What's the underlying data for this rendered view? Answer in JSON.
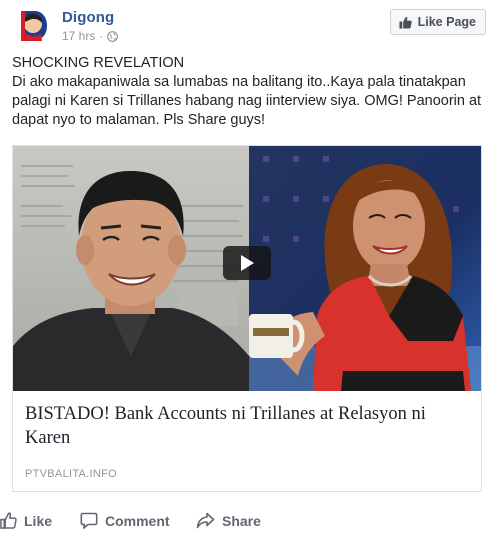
{
  "post": {
    "page_name": "Digong",
    "timestamp": "17 hrs",
    "separator": "·",
    "privacy_icon": "globe-icon",
    "like_page_label": "Like Page",
    "text_line1": "SHOCKING REVELATION",
    "text_line2": "Di ako makapaniwala sa lumabas na balitang ito..Kaya pala tinatakpan palagi ni Karen si Trillanes habang nag iinterview siya. OMG! Panoorin at dapat nyo to malaman. Pls Share guys!"
  },
  "link_card": {
    "title": "BISTADO! Bank Accounts ni Trillanes at Relasyon ni Karen",
    "domain": "PTVBALITA.INFO",
    "play_icon": "play-icon"
  },
  "actions": {
    "like_label": "Like",
    "comment_label": "Comment",
    "share_label": "Share"
  },
  "colors": {
    "link_blue": "#365899",
    "meta_gray": "#90949c",
    "action_gray": "#616770",
    "border": "#dddfe2"
  }
}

******

• What is needed: Go through the entries above and output them exactly, without pictures.

• Answer to this task:
What's the underlying data for this rendered view? Answer in JSON.
{
  "post": {
    "page_name": "Digong",
    "timestamp": "17 hrs",
    "separator": "·",
    "privacy_icon": "globe-icon",
    "like_page_label": "Like Page",
    "text_line1": "SHOCKING REVELATION",
    "text_line2": "Di ako makapaniwala sa lumabas na balitang ito..Kaya pala tinatakpan palagi ni Karen si Trillanes habang nag iinterview siya. OMG! Panoorin at dapat nyo to malaman. Pls Share guys!"
  },
  "link_card": {
    "title": "BISTADO! Bank Accounts ni Trillanes at Relasyon ni Karen",
    "domain": "PTVBALITA.INFO",
    "play_icon": "play-icon"
  },
  "actions": {
    "like_label": "Like",
    "comment_label": "Comment",
    "share_label": "Share"
  },
  "colors": {
    "link_blue": "#365899",
    "meta_gray": "#90949c",
    "action_gray": "#616770",
    "border": "#dddfe2"
  }
}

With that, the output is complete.